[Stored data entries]
↓↓↓
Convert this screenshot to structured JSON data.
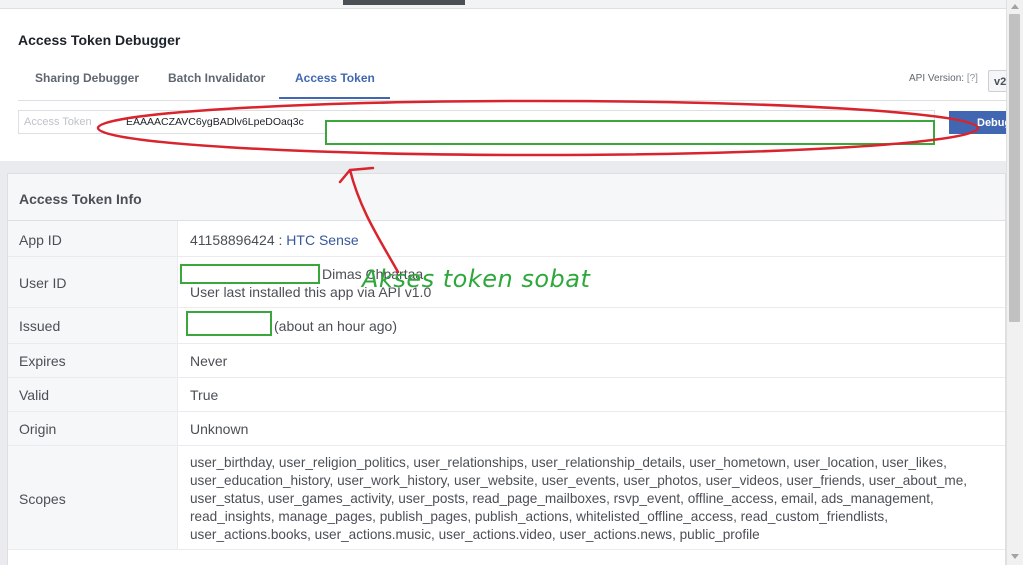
{
  "page": {
    "title": "Access Token Debugger"
  },
  "tabs": [
    {
      "label": "Sharing Debugger"
    },
    {
      "label": "Batch Invalidator"
    },
    {
      "label": "Access Token"
    }
  ],
  "api_version": {
    "label": "API Version:",
    "help": "[?]",
    "selected": "v2"
  },
  "token_input": {
    "placeholder": "Access Token",
    "value": "EAAAACZAVC6ygBADlv6LpeDOaq3c"
  },
  "debug_button": {
    "label": "Debug"
  },
  "info": {
    "title": "Access Token Info",
    "app_id": {
      "label": "App ID",
      "id": "41158896424",
      "separator": " : ",
      "app_name": "HTC Sense"
    },
    "user_id": {
      "label": "User ID",
      "name": "Dimas Chpartaa",
      "note": "User last installed this app via API v1.0"
    },
    "issued": {
      "label": "Issued",
      "value": "(about an hour ago)"
    },
    "expires": {
      "label": "Expires",
      "value": "Never"
    },
    "valid": {
      "label": "Valid",
      "value": "True"
    },
    "origin": {
      "label": "Origin",
      "value": "Unknown"
    },
    "scopes": {
      "label": "Scopes",
      "lines": [
        "user_birthday, user_religion_politics, user_relationships, user_relationship_details, user_hometown, user_location, user_likes,",
        "user_education_history, user_work_history, user_website, user_events, user_photos, user_videos, user_friends, user_about_me,",
        "user_status, user_games_activity, user_posts, read_page_mailboxes, rsvp_event, offline_access, email, ads_management,",
        "read_insights, manage_pages, publish_pages, publish_actions, whitelisted_offline_access, read_custom_friendlists,",
        "user_actions.books, user_actions.music, user_actions.video, user_actions.news, public_profile"
      ]
    }
  },
  "annotation": {
    "text": "Akses token sobat",
    "color": "#2ea83a",
    "ellipse_color": "#d9232d"
  },
  "colors": {
    "accent": "#4267b2",
    "link": "#365899",
    "redaction_border": "#3aa63c"
  }
}
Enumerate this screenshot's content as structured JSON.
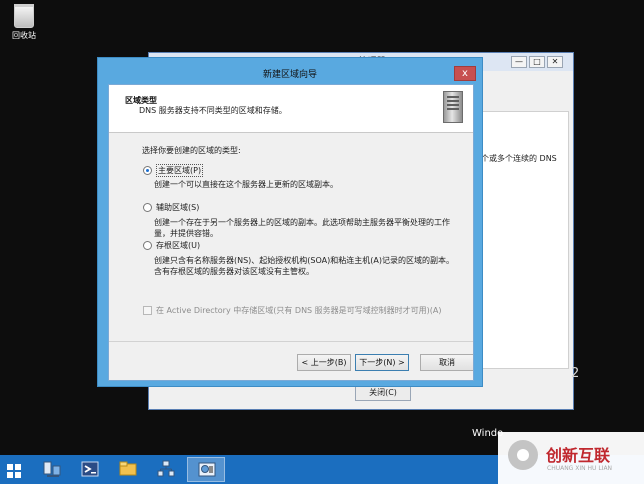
{
  "desktop": {
    "recycle_label": "回收站"
  },
  "bg_window": {
    "title": "DNS 管理器",
    "description_fragment": "个或多个连续的 DNS",
    "close_button": "关闭(C)",
    "controls": [
      "—",
      "□",
      "✕"
    ]
  },
  "wizard": {
    "title": "新建区域向导",
    "close_glyph": "x",
    "header_title": "区域类型",
    "header_subtitle": "DNS 服务器支持不同类型的区域和存储。",
    "prompt": "选择你要创建的区域的类型:",
    "options": [
      {
        "label": "主要区域(P)",
        "description": "创建一个可以直接在这个服务器上更新的区域副本。",
        "selected": true
      },
      {
        "label": "辅助区域(S)",
        "description": "创建一个存在于另一个服务器上的区域的副本。此选项帮助主服务器平衡处理的工作量，并提供容错。",
        "selected": false
      },
      {
        "label": "存根区域(U)",
        "description": "创建只含有名称服务器(NS)、起始授权机构(SOA)和粘连主机(A)记录的区域的副本。含有存根区域的服务器对该区域没有主管权。",
        "selected": false
      }
    ],
    "ad_checkbox": "在 Active Directory 中存储区域(只有 DNS 服务器是可写域控制器时才可用)(A)",
    "buttons": {
      "back": "< 上一步(B)",
      "next": "下一步(N) >",
      "cancel": "取消"
    }
  },
  "background_text": {
    "digit": "2",
    "windows_fragment": "Windo"
  },
  "watermark": {
    "main": "创新互联",
    "sub": "CHUANG XIN HU LIAN"
  },
  "taskbar": {
    "items": [
      "start-icon",
      "server-manager-icon",
      "powershell-icon",
      "file-explorer-icon",
      "network-icon",
      "dns-manager-icon"
    ]
  },
  "colors": {
    "accent": "#59a9e0",
    "taskbar": "#1b6ebf",
    "close_red": "#c75050"
  }
}
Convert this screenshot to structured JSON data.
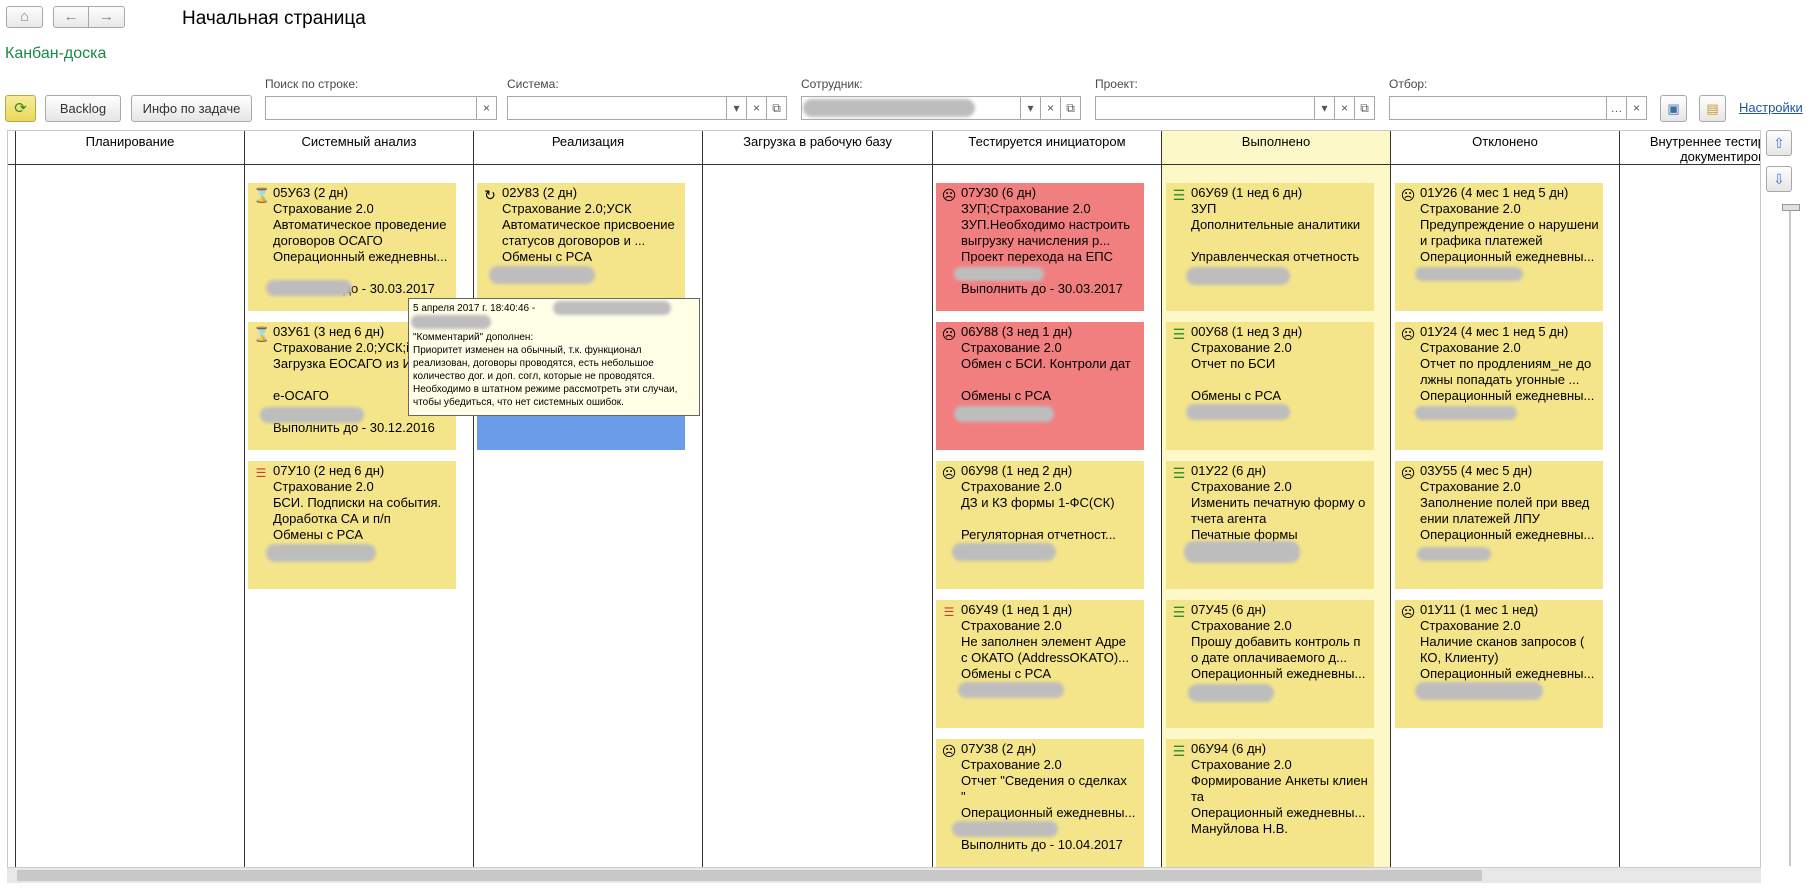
{
  "nav": {
    "home_icon": "home-icon",
    "back_icon": "arrow-left-icon",
    "forward_icon": "arrow-right-icon"
  },
  "window_title": "Начальная страница",
  "subtitle": "Канбан-доска",
  "toolbar": {
    "backlog_label": "Backlog",
    "info_label": "Инфо по задаче",
    "settings_link": "Настройки"
  },
  "filters": {
    "search_label": "Поиск по строке:",
    "system_label": "Система:",
    "employee_label": "Сотрудник:",
    "project_label": "Проект:",
    "selection_label": "Отбор:"
  },
  "columns": [
    "Планирование",
    "Системный анализ",
    "Реализация",
    "Загрузка в рабочую базу",
    "Тестируется инициатором",
    "Выполнено",
    "Отклонено",
    "Внутреннее тестир документиров"
  ],
  "cards": [
    {
      "icon": "hourglass-icon",
      "lines": [
        "05У63 (2 дн)",
        "Страхование 2.0",
        "Автоматическое проведение",
        "договоров ОСАГО",
        "Операционный ежедневны...",
        "",
        "Выполнить до - 30.03.2017"
      ]
    },
    {
      "icon": "hourglass-icon",
      "lines": [
        "03У61 (3 нед 6 дн)",
        "Страхование 2.0;УСК;iC",
        "Загрузка ЕОСАГО из И",
        "",
        "е-ОСАГО",
        "",
        "Выполнить до - 30.12.2016"
      ]
    },
    {
      "icon": "priority-low-icon",
      "lines": [
        "07У10 (2 нед 6 дн)",
        "Страхование 2.0",
        "БСИ. Подписки на события.",
        "Доработка СА и п/п",
        "Обмены с РСА"
      ]
    },
    {
      "icon": "refresh-icon",
      "lines": [
        "02У83 (2 дн)",
        "Страхование 2.0;УСК",
        "Автоматическое присвоение",
        "статусов договоров и ...",
        "Обмены с РСА"
      ]
    },
    {
      "icon": "face-icon",
      "lines": [
        "07У30 (6 дн)",
        "ЗУП;Страхование 2.0",
        "ЗУП.Необходимо настроить",
        "выгрузку начисления р...",
        "Проект перехода на ЕПС",
        "",
        "Выполнить до - 30.03.2017"
      ]
    },
    {
      "icon": "face-icon",
      "lines": [
        "06У88 (3 нед 1 дн)",
        "Страхование 2.0",
        "Обмен с БСИ. Контроли дат",
        "",
        "Обмены с РСА"
      ]
    },
    {
      "icon": "face-icon",
      "lines": [
        "06У98 (1 нед 2 дн)",
        "Страхование 2.0",
        "ДЗ и КЗ формы 1-ФС(СК)",
        "",
        "Регуляторная отчетност..."
      ]
    },
    {
      "icon": "priority-low-icon",
      "lines": [
        "06У49 (1 нед 1 дн)",
        "Страхование 2.0",
        "Не заполнен элемент Адре",
        "с ОКАТО (AddressOKATO)...",
        "Обмены с РСА"
      ]
    },
    {
      "icon": "face-icon",
      "lines": [
        "07У38 (2 дн)",
        "Страхование 2.0",
        "Отчет \"Сведения о сделках",
        "\"",
        "Операционный ежедневны...",
        "",
        "Выполнить до - 10.04.2017"
      ]
    },
    {
      "icon": "priority-normal-icon",
      "lines": [
        "06У69 (1 нед 6 дн)",
        "ЗУП",
        "Дополнительные аналитики",
        "",
        "Управленческая отчетность"
      ]
    },
    {
      "icon": "priority-normal-icon",
      "lines": [
        "00У68 (1 нед 3 дн)",
        "Страхование 2.0",
        "Отчет по БСИ",
        "",
        "Обмены с РСА"
      ]
    },
    {
      "icon": "priority-normal-icon",
      "lines": [
        "01У22 (6 дн)",
        "Страхование 2.0",
        "Изменить печатную форму о",
        "тчета агента",
        "Печатные формы"
      ]
    },
    {
      "icon": "priority-normal-icon",
      "lines": [
        "07У45 (6 дн)",
        "Страхование 2.0",
        "Прошу добавить контроль п",
        "о дате оплачиваемого д...",
        "Операционный ежедневны..."
      ]
    },
    {
      "icon": "priority-normal-icon",
      "lines": [
        "06У94 (6 дн)",
        "Страхование 2.0",
        "Формирование Анкеты клиен",
        "та",
        "Операционный ежедневны...",
        "Мануйлова Н.В."
      ]
    },
    {
      "icon": "face-icon",
      "lines": [
        "01У26 (4 мес 1 нед 5 дн)",
        "Страхование 2.0",
        "Предупреждение о нарушени",
        "и графика платежей",
        "Операционный ежедневны..."
      ]
    },
    {
      "icon": "face-icon",
      "lines": [
        "01У24 (4 мес 1 нед 5 дн)",
        "Страхование 2.0",
        "Отчет по продлениям_не до",
        "лжны попадать угонные ...",
        "Операционный ежедневны..."
      ]
    },
    {
      "icon": "face-icon",
      "lines": [
        "03У55 (4 мес 5 дн)",
        "Страхование 2.0",
        "Заполнение полей при введ",
        "ении платежей ЛПУ",
        "Операционный ежедневны..."
      ]
    },
    {
      "icon": "face-icon",
      "lines": [
        "01У11 (1 мес 1 нед)",
        "Страхование 2.0",
        "Наличие сканов запросов (",
        "КО, Клиенту)",
        "Операционный ежедневны..."
      ]
    }
  ],
  "tooltip": {
    "header": "5 апреля 2017 г. 18:40:46 -",
    "lines": [
      "\"Комментарий\" дополнен:",
      "Приоритет изменен на обычный, т.к. функционал",
      "реализован, договоры проводятся, есть небольшое",
      "количество дог. и доп. согл, которые не проводятся.",
      "Необходимо в штатном режиме рассмотреть эти случаи,",
      "чтобы убедиться, что нет системных ошибок."
    ]
  }
}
↑↑↑
## Exercise
Which lines contain the word "Выполнить"? Return each of them.

## Exercise answer
        "Выполнить до - 30.03.2017"
        "Выполнить до - 30.12.2016"
        "Выполнить до - 30.03.2017"
        "Выполнить до - 10.04.2017"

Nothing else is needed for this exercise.